• _Work order_:
From the text on McArdle disease, reproduce the passage from "McArdle disease (glycogenosis" up to and including "deficiency; myophosphorylase deficiency).".

==== Given text

1. DISEASE CHARACTERISTICS

1.1 Name of the disease (synonyms)

McArdle disease (glycogenosis type V; glycogen storage disease V (GSDV); PYGM deficiency; muscle glycogen phosphorylase deficiency; myophosphorylase deficiency).

1.2 OMIM# of the disease

#232600.

1.3 Name of the analysed genes or DNA/chromosome segments

Muscle glycogen phosphoryalse (PYGM).

1.4 OMIM# of the gene(s)

#608455.

1.5 Mutational spectrum

McArdle disease is the most common disorder of skeletal muscle carbohydrate metabolism. It is exclusively caused by recessive variants in the PYGM gene, which codes for the skeletal muscle glycogen phosphorylase (myophosphorylase) enzyme [1, 2]. The myophosphorylase enzyme is the first enzyme in the process to breakdown glycogen stores in skeletal muscle.

Around 150 different disease-causing variants in PYGM have been reported with approximately half being missense variants, ~18% deletions, ~13% nonsense variants, ~11% splice site variants and the remainder duplications or insertion/deletion variants [1, 3]. The majority of variants are located within exons and all result in severely reduced or absent myophosphorylase enzyme activity, often as a result of nonsense-mediated decay [4].

Many variants are catalogued in the Leiden Open Variation Database (LOVD) (http://databases.lovd.nl/shared/variants/PYGM).

========
==== Given data

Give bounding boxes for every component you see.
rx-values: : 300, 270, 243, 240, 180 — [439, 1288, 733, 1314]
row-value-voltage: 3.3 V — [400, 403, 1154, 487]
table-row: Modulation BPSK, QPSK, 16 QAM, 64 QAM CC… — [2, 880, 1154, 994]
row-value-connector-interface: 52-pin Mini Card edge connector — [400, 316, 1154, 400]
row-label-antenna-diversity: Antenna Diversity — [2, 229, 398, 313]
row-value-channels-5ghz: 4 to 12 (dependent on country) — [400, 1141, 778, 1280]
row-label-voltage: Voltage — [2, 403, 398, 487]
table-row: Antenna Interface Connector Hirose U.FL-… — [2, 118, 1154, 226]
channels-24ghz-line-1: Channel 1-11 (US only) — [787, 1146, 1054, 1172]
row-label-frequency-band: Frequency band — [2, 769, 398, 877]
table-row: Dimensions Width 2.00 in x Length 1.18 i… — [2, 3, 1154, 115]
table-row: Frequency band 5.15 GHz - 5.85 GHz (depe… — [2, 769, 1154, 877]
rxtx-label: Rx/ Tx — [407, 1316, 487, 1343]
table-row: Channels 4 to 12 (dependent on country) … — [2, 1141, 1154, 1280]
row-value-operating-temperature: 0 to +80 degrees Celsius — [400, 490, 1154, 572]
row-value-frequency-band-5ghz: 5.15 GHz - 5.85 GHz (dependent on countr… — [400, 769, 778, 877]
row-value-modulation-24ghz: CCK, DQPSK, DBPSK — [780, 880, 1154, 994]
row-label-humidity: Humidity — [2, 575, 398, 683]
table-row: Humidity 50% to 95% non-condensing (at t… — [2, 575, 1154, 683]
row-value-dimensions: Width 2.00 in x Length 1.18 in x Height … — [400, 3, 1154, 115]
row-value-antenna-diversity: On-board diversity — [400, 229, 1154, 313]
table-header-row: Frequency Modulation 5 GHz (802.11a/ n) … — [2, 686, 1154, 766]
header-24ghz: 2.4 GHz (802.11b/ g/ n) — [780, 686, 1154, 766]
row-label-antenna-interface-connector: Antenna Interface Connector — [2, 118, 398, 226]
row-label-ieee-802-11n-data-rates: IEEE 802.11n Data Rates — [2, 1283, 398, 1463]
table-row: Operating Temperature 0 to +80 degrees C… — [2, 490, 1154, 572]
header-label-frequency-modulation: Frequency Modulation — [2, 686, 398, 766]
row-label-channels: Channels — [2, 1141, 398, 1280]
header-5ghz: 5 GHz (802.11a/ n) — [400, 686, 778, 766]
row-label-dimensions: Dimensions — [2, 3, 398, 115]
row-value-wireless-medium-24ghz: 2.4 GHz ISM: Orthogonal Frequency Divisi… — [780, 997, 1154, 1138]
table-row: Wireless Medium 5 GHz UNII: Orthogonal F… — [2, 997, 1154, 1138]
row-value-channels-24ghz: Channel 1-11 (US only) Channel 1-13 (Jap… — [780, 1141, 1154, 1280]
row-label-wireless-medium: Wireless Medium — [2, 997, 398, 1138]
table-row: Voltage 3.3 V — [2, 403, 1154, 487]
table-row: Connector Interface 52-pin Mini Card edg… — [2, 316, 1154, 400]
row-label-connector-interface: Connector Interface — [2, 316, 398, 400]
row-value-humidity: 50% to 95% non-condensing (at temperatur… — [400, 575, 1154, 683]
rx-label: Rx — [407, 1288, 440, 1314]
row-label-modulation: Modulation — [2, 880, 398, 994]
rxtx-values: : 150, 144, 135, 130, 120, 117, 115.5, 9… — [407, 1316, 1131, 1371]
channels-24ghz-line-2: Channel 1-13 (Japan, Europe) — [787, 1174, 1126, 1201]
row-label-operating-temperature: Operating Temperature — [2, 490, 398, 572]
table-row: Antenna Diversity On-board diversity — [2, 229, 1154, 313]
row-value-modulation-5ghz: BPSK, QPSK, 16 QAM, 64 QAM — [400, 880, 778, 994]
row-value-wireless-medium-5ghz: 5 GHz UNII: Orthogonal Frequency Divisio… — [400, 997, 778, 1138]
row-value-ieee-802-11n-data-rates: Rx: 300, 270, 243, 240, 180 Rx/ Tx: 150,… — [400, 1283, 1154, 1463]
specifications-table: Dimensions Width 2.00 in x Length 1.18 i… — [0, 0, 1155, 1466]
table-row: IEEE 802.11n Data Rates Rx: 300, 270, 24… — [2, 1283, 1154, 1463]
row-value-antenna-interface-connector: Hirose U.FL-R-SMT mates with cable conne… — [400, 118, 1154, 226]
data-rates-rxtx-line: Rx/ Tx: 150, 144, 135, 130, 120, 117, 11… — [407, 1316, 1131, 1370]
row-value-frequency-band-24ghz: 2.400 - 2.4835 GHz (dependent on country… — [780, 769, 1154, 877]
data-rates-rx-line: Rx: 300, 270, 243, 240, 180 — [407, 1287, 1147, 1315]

========

• _Task result_:
McArdle disease (glycogenosis type V; glycogen storage disease V (GSDV); PYGM deficiency; muscle glycogen phosphorylase deficiency; myophosphorylase deficiency).